■ DATA FOR PROCESSING ■
......

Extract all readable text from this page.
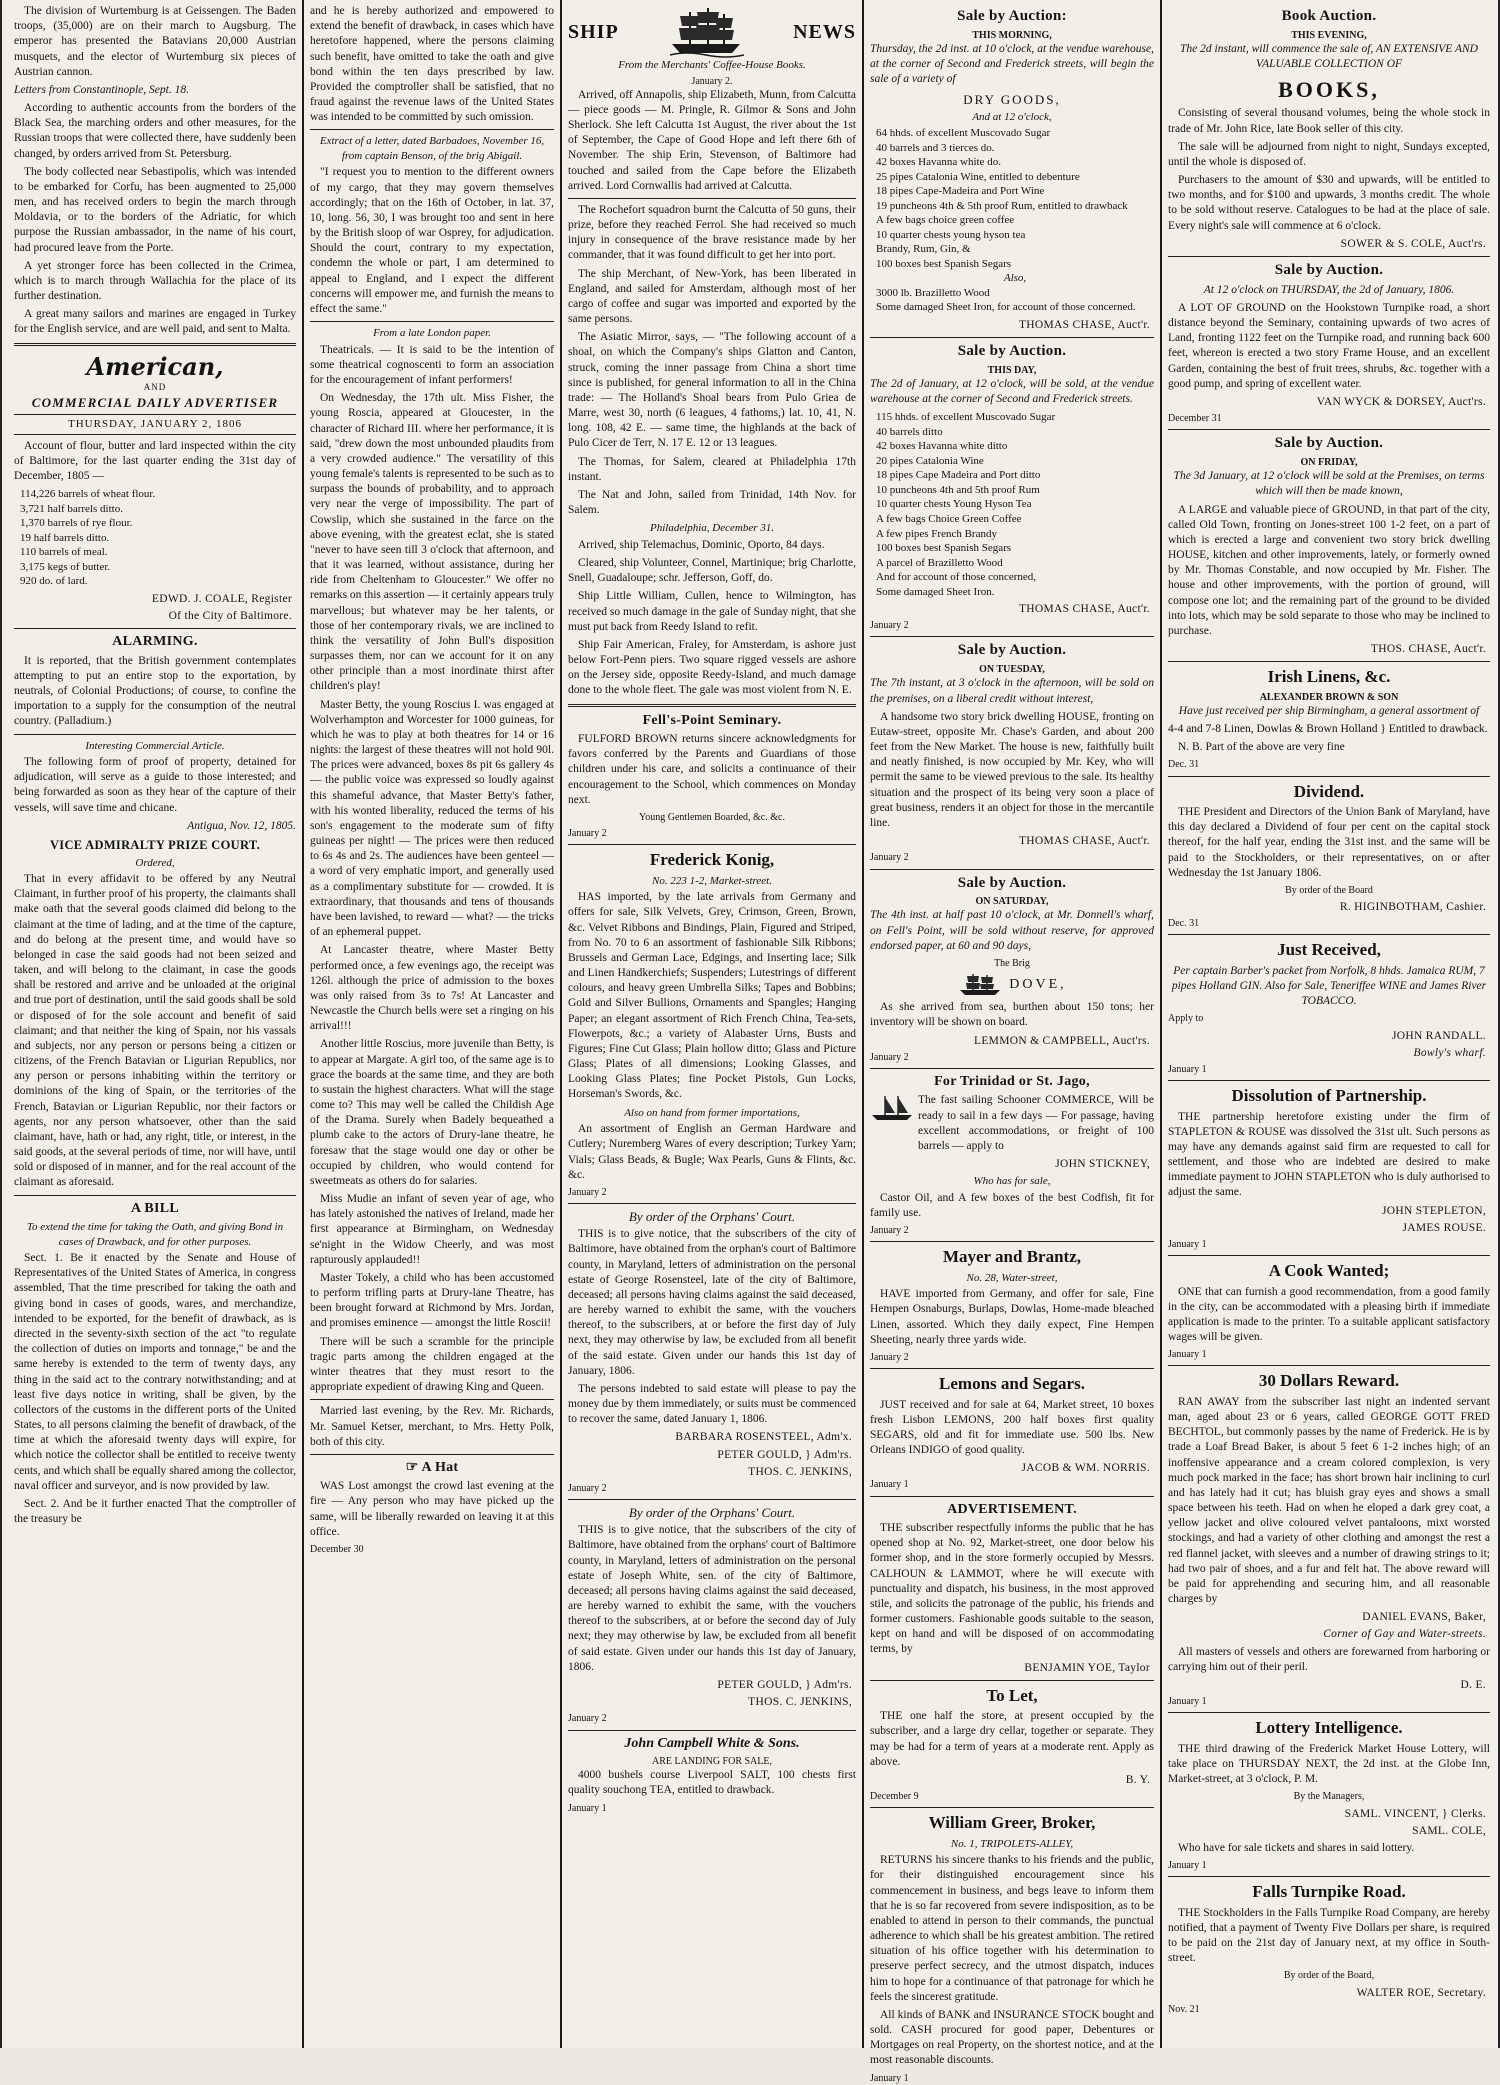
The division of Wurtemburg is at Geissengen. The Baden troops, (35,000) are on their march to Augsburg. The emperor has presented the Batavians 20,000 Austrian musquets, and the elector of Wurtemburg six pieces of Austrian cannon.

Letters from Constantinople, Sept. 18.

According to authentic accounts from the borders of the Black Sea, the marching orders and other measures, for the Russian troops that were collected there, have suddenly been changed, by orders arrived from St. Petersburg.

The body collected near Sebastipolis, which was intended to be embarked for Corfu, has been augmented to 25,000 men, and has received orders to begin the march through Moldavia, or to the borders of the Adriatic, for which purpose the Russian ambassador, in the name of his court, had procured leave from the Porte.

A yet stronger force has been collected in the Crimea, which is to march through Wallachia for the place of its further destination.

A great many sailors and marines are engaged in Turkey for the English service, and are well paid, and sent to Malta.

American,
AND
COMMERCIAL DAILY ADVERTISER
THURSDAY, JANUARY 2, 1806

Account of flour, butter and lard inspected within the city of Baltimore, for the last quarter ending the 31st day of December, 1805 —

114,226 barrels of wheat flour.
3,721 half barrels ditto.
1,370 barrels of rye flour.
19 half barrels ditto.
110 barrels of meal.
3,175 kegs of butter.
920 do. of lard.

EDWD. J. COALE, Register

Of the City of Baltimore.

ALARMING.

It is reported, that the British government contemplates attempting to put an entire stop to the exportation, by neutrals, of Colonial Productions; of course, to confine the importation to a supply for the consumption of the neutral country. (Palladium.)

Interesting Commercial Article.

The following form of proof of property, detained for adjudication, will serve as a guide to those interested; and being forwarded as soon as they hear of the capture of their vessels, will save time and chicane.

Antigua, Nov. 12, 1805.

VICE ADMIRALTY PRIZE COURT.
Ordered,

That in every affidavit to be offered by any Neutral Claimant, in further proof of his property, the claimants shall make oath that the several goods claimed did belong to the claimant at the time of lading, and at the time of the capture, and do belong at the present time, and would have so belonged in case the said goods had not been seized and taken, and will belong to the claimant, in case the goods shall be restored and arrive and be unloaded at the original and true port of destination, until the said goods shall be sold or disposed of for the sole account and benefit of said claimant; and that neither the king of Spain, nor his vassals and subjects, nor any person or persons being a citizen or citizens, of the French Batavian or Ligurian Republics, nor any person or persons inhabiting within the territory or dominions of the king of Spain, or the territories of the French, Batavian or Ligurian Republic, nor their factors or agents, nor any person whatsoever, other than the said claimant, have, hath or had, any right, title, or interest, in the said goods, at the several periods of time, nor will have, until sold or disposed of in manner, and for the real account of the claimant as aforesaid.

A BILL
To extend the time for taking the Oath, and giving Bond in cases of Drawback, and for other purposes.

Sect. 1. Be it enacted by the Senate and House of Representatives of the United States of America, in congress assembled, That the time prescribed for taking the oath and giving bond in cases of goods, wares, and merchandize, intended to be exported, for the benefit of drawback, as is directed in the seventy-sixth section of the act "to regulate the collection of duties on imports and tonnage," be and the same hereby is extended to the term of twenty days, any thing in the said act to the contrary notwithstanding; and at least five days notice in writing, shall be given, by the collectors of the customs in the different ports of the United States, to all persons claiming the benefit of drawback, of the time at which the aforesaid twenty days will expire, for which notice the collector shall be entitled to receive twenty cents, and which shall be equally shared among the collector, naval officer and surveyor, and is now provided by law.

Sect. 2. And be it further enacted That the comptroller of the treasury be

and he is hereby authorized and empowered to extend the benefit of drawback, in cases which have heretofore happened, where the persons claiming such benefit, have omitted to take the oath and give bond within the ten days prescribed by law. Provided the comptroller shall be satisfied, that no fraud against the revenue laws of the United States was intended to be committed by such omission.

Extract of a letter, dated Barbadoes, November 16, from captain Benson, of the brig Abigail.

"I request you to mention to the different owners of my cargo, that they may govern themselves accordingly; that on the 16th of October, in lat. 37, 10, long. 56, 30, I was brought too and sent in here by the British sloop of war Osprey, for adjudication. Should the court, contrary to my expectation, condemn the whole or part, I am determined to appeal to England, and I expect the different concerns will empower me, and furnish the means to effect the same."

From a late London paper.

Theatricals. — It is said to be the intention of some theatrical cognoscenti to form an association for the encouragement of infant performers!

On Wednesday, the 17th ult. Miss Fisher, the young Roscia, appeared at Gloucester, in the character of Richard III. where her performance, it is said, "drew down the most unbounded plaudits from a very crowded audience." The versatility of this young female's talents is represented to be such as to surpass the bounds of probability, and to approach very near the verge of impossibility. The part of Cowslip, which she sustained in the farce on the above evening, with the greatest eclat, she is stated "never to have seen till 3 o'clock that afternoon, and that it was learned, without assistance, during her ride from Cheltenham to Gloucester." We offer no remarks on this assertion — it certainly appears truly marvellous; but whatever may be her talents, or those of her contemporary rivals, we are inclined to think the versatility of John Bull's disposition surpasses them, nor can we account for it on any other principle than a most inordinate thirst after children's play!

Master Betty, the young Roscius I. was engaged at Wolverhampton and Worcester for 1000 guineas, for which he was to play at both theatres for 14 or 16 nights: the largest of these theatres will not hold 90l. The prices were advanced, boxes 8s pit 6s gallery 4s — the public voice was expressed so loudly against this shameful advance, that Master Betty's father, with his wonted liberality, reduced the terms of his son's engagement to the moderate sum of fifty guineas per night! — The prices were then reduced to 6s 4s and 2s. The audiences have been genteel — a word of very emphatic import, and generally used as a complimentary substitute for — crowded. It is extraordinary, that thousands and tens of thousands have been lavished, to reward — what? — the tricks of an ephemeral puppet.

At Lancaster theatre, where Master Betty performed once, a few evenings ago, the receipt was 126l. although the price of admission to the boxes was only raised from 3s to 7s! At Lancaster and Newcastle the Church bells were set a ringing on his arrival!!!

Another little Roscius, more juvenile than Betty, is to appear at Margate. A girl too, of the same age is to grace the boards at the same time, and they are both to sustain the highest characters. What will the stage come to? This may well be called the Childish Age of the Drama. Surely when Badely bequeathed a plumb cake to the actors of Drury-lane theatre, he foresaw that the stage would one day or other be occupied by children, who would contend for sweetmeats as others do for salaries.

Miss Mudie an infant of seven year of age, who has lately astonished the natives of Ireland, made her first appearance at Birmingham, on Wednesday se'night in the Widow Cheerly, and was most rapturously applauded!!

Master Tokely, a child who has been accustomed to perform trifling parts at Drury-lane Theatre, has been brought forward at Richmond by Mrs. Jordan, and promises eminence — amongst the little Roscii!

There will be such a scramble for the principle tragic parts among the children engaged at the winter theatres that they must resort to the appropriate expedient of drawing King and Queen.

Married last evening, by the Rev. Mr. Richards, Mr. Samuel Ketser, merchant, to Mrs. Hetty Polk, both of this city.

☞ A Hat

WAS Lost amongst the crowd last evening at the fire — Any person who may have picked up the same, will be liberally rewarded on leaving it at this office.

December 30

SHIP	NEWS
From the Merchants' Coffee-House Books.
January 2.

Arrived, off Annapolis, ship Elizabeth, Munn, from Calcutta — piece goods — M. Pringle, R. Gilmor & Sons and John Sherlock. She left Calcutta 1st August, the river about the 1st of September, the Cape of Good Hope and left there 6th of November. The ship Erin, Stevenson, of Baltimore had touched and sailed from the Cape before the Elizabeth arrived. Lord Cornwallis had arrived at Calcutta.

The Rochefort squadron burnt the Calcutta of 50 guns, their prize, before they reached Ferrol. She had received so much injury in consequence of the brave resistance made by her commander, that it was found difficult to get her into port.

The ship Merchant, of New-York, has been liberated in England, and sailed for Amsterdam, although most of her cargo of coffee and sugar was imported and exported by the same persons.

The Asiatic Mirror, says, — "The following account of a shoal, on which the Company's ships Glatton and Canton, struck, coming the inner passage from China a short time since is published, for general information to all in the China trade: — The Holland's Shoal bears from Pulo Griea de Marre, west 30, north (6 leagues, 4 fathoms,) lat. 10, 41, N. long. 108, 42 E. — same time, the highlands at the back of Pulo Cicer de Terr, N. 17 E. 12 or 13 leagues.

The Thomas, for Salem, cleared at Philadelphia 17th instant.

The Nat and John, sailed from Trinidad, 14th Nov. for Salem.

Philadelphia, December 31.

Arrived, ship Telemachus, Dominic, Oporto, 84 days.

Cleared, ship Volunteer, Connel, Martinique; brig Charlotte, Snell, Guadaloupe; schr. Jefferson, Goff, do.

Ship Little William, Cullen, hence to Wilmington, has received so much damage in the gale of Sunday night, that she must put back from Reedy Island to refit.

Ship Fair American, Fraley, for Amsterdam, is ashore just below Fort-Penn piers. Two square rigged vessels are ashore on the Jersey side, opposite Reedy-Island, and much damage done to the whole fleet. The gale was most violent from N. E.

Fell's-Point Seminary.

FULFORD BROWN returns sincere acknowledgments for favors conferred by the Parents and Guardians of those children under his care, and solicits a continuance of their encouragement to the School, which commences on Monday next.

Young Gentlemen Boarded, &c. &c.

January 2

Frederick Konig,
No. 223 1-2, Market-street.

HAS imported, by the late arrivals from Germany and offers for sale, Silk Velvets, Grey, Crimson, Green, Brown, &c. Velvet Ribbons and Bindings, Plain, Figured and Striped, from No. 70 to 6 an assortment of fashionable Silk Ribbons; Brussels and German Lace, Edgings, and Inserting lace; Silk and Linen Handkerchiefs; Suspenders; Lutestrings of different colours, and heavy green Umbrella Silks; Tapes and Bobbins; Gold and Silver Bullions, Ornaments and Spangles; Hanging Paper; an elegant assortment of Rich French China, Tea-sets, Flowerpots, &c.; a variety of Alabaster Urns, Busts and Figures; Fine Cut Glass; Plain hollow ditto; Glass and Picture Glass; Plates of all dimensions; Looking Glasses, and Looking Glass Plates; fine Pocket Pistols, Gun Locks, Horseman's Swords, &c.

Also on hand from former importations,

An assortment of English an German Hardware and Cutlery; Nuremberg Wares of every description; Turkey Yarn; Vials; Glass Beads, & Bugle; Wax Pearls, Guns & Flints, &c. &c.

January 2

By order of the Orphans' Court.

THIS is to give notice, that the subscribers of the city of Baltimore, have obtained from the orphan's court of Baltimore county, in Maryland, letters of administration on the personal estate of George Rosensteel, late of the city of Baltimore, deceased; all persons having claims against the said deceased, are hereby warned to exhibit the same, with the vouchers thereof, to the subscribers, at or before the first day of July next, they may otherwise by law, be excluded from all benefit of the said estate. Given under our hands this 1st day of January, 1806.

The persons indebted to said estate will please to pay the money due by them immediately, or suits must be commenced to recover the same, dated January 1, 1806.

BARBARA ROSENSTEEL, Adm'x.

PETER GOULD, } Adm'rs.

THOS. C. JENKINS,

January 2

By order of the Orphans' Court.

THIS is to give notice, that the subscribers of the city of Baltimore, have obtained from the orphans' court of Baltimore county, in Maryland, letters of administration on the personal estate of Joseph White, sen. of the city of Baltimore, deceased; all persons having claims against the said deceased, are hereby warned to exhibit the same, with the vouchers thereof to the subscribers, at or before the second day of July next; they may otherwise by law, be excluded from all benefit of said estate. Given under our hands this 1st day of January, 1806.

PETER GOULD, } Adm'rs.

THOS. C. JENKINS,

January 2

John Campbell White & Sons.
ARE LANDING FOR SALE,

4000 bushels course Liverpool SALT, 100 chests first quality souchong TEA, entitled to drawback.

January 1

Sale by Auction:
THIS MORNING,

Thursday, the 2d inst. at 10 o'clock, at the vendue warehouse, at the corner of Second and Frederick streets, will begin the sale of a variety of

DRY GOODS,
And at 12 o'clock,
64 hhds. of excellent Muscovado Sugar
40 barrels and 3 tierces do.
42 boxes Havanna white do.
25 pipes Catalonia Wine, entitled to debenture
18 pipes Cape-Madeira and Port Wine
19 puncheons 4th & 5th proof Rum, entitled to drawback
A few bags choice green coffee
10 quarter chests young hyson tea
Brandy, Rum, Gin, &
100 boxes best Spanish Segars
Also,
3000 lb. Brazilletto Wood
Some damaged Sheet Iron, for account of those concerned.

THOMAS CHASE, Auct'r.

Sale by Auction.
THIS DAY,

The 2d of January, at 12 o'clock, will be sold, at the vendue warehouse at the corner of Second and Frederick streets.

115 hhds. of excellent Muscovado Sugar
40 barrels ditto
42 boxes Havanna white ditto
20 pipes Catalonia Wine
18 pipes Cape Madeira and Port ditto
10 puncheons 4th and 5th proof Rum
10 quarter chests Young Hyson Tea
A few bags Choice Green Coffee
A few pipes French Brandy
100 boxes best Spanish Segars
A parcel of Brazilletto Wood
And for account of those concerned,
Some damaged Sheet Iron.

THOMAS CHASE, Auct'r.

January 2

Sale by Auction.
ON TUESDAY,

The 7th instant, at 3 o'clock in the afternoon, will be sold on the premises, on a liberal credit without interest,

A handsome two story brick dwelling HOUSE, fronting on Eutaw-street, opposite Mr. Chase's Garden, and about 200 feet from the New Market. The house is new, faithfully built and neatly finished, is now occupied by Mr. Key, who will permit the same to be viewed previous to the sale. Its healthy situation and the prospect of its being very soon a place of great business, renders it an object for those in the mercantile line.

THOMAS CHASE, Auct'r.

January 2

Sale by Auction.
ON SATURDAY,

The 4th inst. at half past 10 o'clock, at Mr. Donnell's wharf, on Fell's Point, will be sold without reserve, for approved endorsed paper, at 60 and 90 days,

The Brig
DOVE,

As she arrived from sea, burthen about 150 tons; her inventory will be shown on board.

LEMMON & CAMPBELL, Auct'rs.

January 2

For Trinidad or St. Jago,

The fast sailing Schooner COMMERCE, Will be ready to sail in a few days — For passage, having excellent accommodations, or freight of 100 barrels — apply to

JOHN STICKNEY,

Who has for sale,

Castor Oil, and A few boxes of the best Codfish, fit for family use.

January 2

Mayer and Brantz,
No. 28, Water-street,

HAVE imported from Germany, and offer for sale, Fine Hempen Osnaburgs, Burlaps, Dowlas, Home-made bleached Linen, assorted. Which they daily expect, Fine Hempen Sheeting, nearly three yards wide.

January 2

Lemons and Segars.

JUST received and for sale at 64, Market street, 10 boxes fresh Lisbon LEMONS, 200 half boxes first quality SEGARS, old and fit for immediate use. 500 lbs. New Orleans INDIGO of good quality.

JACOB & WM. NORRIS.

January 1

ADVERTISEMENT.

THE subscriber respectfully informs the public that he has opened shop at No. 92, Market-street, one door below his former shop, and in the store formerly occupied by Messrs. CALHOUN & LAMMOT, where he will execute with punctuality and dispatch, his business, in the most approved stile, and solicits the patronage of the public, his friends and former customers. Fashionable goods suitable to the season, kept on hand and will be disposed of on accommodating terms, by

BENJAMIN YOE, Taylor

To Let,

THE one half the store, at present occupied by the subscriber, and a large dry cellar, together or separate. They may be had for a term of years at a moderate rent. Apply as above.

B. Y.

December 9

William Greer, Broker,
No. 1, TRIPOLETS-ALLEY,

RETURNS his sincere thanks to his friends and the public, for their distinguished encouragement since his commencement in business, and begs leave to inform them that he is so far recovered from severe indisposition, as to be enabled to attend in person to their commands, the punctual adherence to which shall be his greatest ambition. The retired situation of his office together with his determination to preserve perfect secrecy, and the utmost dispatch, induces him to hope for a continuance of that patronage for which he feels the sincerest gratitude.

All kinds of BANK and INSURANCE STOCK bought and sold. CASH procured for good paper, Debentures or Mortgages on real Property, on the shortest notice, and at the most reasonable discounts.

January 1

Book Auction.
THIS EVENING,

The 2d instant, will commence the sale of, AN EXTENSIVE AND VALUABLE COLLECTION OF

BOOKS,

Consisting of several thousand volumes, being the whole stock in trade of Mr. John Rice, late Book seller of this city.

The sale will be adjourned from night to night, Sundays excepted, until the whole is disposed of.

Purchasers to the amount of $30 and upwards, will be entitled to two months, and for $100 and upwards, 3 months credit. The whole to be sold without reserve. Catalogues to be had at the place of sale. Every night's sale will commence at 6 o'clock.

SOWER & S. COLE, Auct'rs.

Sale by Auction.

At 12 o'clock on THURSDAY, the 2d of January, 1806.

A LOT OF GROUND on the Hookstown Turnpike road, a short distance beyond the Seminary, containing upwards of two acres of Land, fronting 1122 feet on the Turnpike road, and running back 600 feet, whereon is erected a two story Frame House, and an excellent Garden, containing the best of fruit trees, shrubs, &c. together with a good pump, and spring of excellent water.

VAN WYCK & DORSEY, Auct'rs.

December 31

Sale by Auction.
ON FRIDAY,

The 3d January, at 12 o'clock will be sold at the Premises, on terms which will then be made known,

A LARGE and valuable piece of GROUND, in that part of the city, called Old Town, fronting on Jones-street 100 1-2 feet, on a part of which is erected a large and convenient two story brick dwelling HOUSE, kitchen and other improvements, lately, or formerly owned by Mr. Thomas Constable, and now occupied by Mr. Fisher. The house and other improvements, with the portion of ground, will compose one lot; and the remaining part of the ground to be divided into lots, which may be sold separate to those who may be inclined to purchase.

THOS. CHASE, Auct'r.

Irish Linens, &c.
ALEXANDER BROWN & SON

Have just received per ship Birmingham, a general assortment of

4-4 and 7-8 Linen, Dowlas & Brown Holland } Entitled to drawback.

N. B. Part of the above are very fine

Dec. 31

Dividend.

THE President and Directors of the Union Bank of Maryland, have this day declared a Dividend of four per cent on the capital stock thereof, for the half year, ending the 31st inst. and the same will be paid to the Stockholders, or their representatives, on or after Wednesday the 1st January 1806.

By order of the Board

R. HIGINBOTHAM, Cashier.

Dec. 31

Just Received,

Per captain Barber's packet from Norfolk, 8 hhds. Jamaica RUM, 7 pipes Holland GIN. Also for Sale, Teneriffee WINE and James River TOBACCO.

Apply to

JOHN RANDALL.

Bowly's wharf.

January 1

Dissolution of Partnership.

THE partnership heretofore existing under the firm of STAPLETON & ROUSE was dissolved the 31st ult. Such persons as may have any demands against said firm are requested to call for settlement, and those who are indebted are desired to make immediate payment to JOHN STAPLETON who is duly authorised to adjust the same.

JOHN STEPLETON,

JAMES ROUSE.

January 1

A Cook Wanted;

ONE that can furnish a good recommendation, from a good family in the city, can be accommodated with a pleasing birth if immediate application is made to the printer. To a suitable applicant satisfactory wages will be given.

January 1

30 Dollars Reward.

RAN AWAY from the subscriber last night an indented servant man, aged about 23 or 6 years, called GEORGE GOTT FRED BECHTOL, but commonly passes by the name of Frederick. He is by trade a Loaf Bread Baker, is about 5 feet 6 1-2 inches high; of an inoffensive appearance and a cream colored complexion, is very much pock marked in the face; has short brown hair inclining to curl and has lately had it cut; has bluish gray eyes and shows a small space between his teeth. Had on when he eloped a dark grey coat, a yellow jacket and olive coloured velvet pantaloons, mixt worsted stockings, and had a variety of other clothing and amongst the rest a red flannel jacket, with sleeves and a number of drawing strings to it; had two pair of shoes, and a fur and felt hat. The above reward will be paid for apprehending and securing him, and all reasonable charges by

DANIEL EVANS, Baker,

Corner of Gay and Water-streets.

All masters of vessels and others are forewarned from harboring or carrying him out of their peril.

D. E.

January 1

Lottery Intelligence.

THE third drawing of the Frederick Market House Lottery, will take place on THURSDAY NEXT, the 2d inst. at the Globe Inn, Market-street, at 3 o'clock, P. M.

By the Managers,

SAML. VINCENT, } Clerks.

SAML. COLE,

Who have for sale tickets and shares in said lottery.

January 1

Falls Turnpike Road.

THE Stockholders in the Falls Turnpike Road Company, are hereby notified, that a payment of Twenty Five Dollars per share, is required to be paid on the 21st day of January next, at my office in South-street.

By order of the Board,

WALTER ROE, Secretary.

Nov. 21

......

Pull out all lines containing "infant".

■ ANSWER IN FULL ■
Theatricals. — It is said to be the intention of some theatrical cognoscenti to form an association for the encouragement of infant performers!
Miss Mudie an infant of seven year of age, who has lately astonished the natives of Ireland, made her first appearance at Birmingham, on Wednesday se'night in the Widow Cheerly, and was most rapturously applauded!!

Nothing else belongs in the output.